→ **PROBLEM**
Copy each line below exactly and leave the pictures out.

→ **RECORDS TO USE**
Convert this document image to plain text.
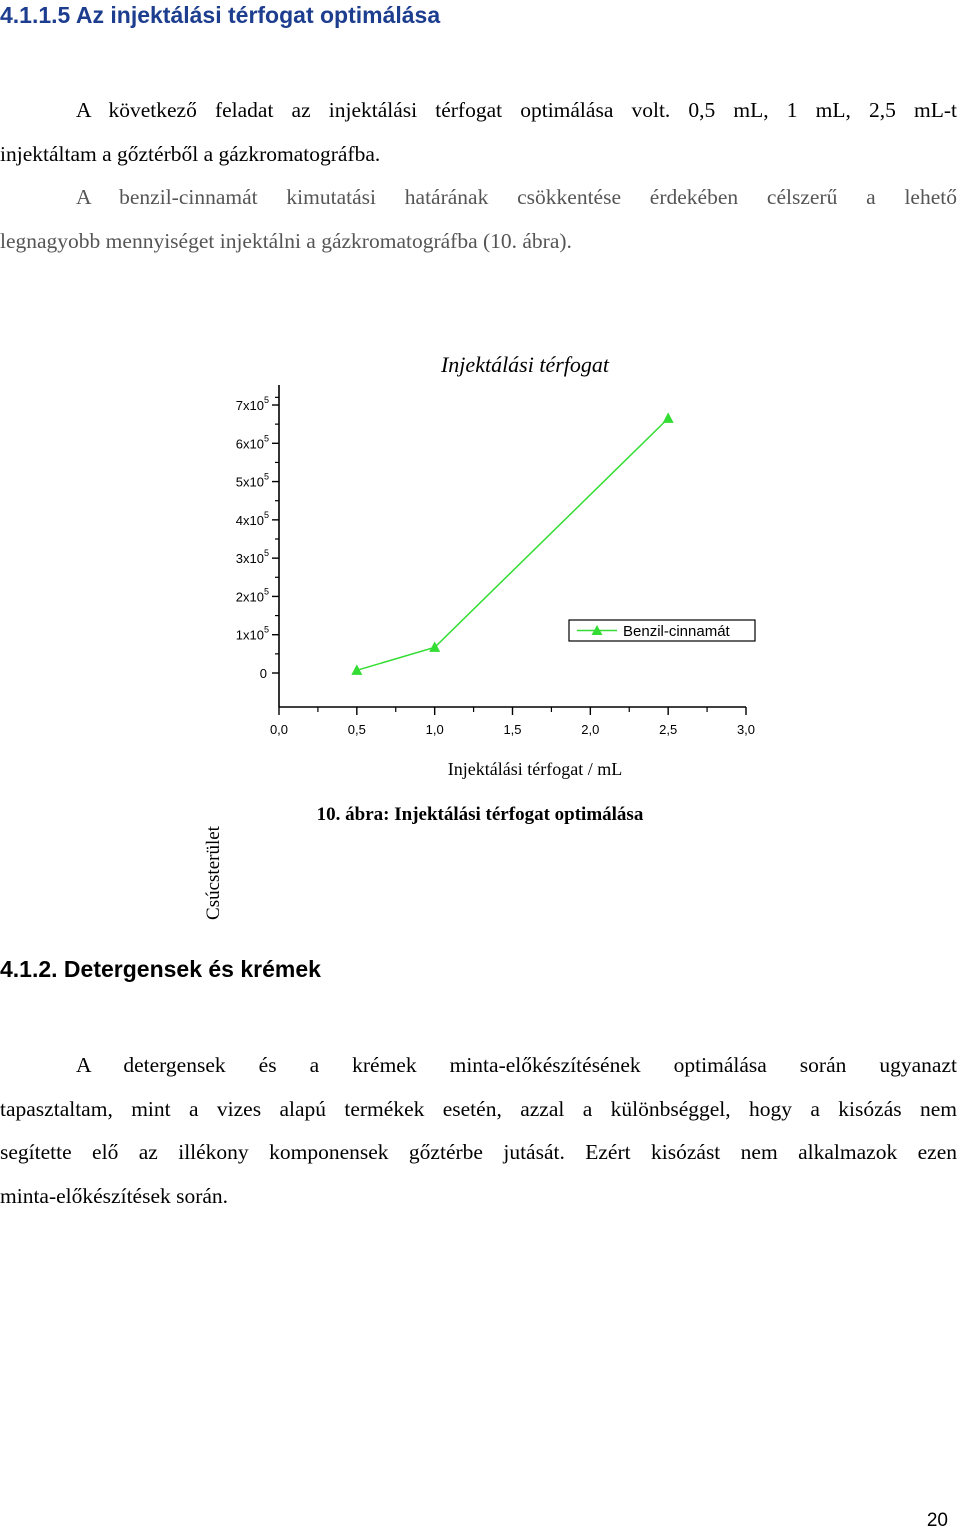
4.1.1.5 Az injektálási térfogat optimálása
A következő feladat az injektálási térfogat optimálása volt. 0,5 mL, 1 mL, 2,5 mL-t
injektáltam a gőztérből a gázkromatográfba.
A benzil-cinnamát kimutatási határának csökkentése érdekében célszerű a lehető
legnagyobb mennyiséget injektálni a gázkromatográfba (10. ábra).
Injektálási térfogat
Csúcsterület
0
$1x10^5$
$2x10^5$
$3x10^5$
$4x10^5$
$5x10^5$
$6x10^5$
$7x10^5$
0,0	0,5	1,0	1,5	2,0	2,5	3,0
Injektálási térfogat / mL
Benzil-cinnamát
10. ábra: Injektálási térfogat optimálása
4.1.2. Detergensek és krémek
A detergensek és a krémek minta-előkészítésének optimálása során ugyanazt
tapasztaltam, mint a vizes alapú termékek esetén, azzal a különbséggel, hogy a kisózás nem
segítette elő az illékony komponensek gőztérbe jutását. Ezért kisózást nem alkalmazok ezen
minta-előkészítések során.
20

→ **TASK RESULT**
Convert this document image to plain text.
4.1.1.5 Az injektálási térfogat optimálása
A következő feladat az injektálási térfogat optimálása volt. 0,5 mL, 1 mL, 2,5 mL-t
injektáltam a gőztérből a gázkromatográfba.
A benzil-cinnamát kimutatási határának csökkentése érdekében célszerű a lehető
legnagyobb mennyiséget injektálni a gázkromatográfba (10. ábra).
Injektálási térfogat
Csúcsterület
0
$1x10^5$
$2x10^5$
$3x10^5$
$4x10^5$
$5x10^5$
$6x10^5$
$7x10^5$
0,0	0,5	1,0	1,5	2,0	2,5	3,0
Injektálási térfogat / mL
Benzil-cinnamát
10. ábra: Injektálási térfogat optimálása
4.1.2. Detergensek és krémek
A detergensek és a krémek minta-előkészítésének optimálása során ugyanazt
tapasztaltam, mint a vizes alapú termékek esetén, azzal a különbséggel, hogy a kisózás nem
segítette elő az illékony komponensek gőztérbe jutását. Ezért kisózást nem alkalmazok ezen
minta-előkészítések során.
20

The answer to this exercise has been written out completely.